* _Exercise_
Reproduce all of the data below without alteration; exclude every picture.

* _Data shown_

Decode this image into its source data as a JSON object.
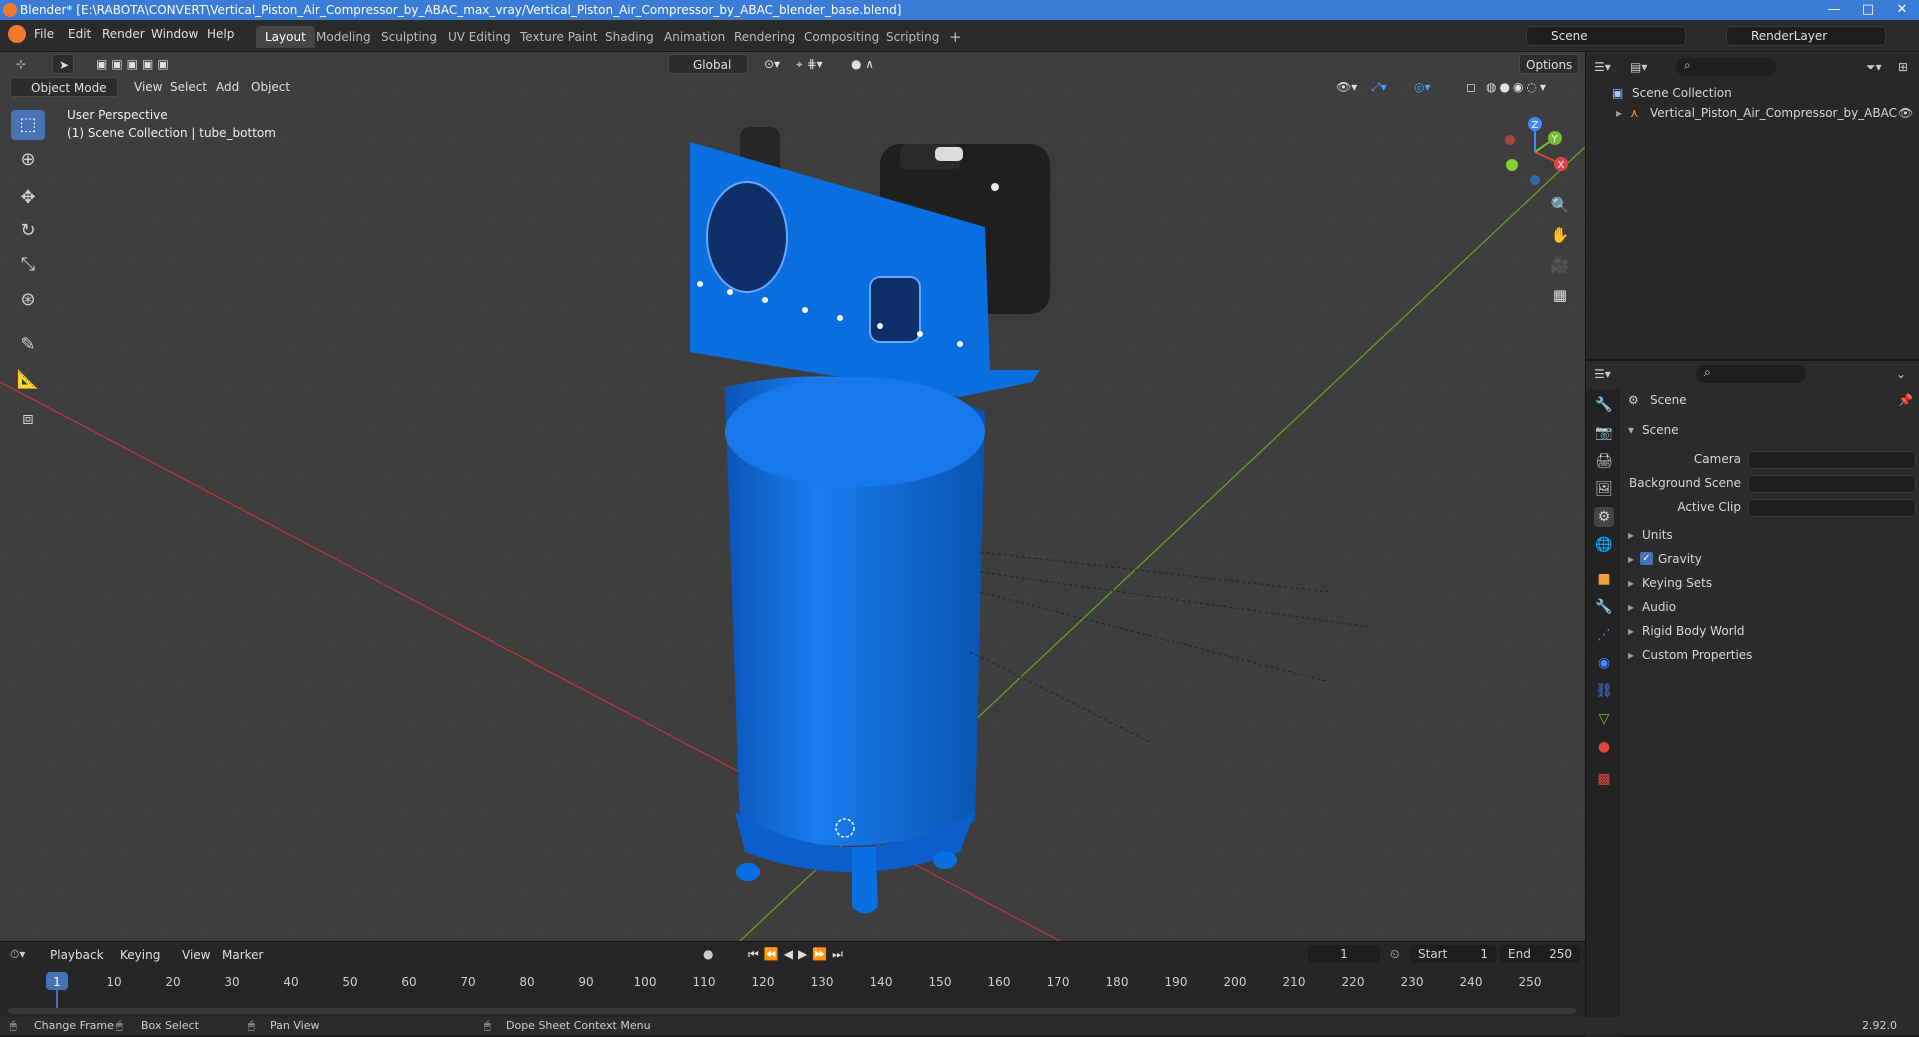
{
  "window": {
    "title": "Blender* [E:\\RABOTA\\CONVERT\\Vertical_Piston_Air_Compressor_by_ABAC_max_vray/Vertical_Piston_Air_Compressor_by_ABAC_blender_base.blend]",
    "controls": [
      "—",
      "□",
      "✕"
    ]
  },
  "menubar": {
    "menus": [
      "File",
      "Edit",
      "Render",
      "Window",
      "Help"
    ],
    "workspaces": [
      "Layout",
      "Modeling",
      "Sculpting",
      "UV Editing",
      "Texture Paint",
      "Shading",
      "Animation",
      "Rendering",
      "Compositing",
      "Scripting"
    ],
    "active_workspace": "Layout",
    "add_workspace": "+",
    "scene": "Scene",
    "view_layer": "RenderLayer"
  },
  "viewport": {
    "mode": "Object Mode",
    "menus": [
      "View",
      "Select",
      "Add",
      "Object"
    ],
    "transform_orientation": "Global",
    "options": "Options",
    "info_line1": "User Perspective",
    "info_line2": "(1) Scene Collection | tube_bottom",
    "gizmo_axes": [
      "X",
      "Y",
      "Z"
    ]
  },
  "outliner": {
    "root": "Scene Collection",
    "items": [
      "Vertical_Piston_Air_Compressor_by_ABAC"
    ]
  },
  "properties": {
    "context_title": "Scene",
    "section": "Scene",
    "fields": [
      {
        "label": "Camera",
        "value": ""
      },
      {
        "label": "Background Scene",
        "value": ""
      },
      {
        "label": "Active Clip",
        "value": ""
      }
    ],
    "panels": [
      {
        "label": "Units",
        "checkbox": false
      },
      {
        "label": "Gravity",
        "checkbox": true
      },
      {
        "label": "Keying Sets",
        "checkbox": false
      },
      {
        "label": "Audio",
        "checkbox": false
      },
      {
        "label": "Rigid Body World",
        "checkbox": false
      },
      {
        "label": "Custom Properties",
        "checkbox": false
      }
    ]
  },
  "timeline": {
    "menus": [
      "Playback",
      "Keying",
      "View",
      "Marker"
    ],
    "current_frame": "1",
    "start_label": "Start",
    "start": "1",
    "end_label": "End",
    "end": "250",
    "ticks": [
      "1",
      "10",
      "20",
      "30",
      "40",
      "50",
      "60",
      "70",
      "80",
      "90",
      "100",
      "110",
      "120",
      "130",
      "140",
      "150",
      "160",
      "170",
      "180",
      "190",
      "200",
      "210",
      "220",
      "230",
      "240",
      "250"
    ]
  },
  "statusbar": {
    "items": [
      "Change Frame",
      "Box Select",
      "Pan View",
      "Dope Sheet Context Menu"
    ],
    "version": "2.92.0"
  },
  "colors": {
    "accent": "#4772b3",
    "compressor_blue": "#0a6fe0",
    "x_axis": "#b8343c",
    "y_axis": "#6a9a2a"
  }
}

* _Exercise response_
Decode this image into its source data as a JSON object.
{
  "window": {
    "title": "Blender* [E:\\RABOTA\\CONVERT\\Vertical_Piston_Air_Compressor_by_ABAC_max_vray/Vertical_Piston_Air_Compressor_by_ABAC_blender_base.blend]",
    "controls": [
      "—",
      "□",
      "✕"
    ]
  },
  "menubar": {
    "menus": [
      "File",
      "Edit",
      "Render",
      "Window",
      "Help"
    ],
    "workspaces": [
      "Layout",
      "Modeling",
      "Sculpting",
      "UV Editing",
      "Texture Paint",
      "Shading",
      "Animation",
      "Rendering",
      "Compositing",
      "Scripting"
    ],
    "active_workspace": "Layout",
    "add_workspace": "+",
    "scene": "Scene",
    "view_layer": "RenderLayer"
  },
  "viewport": {
    "mode": "Object Mode",
    "menus": [
      "View",
      "Select",
      "Add",
      "Object"
    ],
    "transform_orientation": "Global",
    "options": "Options",
    "info_line1": "User Perspective",
    "info_line2": "(1) Scene Collection | tube_bottom",
    "gizmo_axes": [
      "X",
      "Y",
      "Z"
    ]
  },
  "outliner": {
    "root": "Scene Collection",
    "items": [
      "Vertical_Piston_Air_Compressor_by_ABAC"
    ]
  },
  "properties": {
    "context_title": "Scene",
    "section": "Scene",
    "fields": [
      {
        "label": "Camera",
        "value": ""
      },
      {
        "label": "Background Scene",
        "value": ""
      },
      {
        "label": "Active Clip",
        "value": ""
      }
    ],
    "panels": [
      {
        "label": "Units",
        "checkbox": false
      },
      {
        "label": "Gravity",
        "checkbox": true
      },
      {
        "label": "Keying Sets",
        "checkbox": false
      },
      {
        "label": "Audio",
        "checkbox": false
      },
      {
        "label": "Rigid Body World",
        "checkbox": false
      },
      {
        "label": "Custom Properties",
        "checkbox": false
      }
    ]
  },
  "timeline": {
    "menus": [
      "Playback",
      "Keying",
      "View",
      "Marker"
    ],
    "current_frame": "1",
    "start_label": "Start",
    "start": "1",
    "end_label": "End",
    "end": "250",
    "ticks": [
      "1",
      "10",
      "20",
      "30",
      "40",
      "50",
      "60",
      "70",
      "80",
      "90",
      "100",
      "110",
      "120",
      "130",
      "140",
      "150",
      "160",
      "170",
      "180",
      "190",
      "200",
      "210",
      "220",
      "230",
      "240",
      "250"
    ]
  },
  "statusbar": {
    "items": [
      "Change Frame",
      "Box Select",
      "Pan View",
      "Dope Sheet Context Menu"
    ],
    "version": "2.92.0"
  },
  "colors": {
    "accent": "#4772b3",
    "compressor_blue": "#0a6fe0",
    "x_axis": "#b8343c",
    "y_axis": "#6a9a2a"
  }
}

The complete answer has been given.